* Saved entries
__________________________________________________

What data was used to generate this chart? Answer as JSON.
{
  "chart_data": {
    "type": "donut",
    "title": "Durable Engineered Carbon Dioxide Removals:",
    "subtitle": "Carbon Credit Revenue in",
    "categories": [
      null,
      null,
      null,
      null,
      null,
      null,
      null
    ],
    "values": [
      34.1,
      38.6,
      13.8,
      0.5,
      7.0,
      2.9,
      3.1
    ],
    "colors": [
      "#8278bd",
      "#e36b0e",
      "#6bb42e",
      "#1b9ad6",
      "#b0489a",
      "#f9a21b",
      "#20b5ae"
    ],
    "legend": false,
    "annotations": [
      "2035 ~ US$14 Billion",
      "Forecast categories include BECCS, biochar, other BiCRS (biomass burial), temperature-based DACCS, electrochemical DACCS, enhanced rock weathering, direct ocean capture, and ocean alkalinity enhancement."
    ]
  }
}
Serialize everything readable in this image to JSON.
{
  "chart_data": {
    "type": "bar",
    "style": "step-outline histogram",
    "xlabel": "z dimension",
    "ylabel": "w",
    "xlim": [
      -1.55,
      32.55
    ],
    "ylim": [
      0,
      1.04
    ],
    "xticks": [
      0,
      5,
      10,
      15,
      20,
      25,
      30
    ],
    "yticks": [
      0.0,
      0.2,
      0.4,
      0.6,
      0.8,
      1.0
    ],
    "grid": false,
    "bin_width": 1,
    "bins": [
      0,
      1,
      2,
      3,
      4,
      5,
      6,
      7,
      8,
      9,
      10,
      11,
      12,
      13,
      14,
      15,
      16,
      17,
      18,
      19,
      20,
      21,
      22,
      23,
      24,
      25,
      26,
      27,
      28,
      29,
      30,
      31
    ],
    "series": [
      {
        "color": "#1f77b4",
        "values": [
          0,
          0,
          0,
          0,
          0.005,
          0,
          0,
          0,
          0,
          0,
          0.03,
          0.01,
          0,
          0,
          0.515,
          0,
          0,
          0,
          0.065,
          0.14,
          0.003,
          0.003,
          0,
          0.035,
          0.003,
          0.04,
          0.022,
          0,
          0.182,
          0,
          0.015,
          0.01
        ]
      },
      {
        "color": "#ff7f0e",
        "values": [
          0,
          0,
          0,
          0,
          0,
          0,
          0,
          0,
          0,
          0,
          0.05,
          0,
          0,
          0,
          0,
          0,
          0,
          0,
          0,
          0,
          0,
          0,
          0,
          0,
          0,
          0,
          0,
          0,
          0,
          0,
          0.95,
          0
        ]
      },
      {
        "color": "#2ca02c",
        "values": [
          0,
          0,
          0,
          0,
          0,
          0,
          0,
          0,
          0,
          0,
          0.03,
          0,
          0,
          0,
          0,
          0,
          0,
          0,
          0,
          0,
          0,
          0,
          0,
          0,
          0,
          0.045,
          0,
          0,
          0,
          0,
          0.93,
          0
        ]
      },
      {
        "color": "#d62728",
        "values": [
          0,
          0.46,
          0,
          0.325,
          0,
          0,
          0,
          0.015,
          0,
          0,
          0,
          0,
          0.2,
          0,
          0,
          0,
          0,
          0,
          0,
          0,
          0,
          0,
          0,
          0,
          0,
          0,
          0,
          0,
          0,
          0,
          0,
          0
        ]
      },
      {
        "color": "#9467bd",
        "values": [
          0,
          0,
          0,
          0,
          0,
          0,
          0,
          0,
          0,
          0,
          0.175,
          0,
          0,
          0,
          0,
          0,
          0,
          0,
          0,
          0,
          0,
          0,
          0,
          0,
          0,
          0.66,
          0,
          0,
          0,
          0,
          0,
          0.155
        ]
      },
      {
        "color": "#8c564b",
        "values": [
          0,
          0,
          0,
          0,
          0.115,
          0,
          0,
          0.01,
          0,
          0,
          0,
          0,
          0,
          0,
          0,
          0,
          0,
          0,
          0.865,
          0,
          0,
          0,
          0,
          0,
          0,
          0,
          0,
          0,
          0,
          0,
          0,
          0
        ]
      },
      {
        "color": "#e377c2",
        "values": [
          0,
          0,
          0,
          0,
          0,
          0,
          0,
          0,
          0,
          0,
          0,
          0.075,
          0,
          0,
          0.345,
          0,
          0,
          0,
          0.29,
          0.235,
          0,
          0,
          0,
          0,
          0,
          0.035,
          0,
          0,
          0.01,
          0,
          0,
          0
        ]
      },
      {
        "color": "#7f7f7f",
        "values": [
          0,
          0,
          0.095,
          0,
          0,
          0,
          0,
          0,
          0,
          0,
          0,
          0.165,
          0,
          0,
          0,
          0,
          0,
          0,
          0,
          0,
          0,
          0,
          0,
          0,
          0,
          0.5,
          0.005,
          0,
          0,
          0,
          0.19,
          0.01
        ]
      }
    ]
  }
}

__________________________________________________

* What to work on
Extract all lines from the material above that include the word "Carbon".

* The response
    "title": "Durable Engineered Carbon Dioxide Removals:",
    "subtitle": "Carbon Credit Revenue in",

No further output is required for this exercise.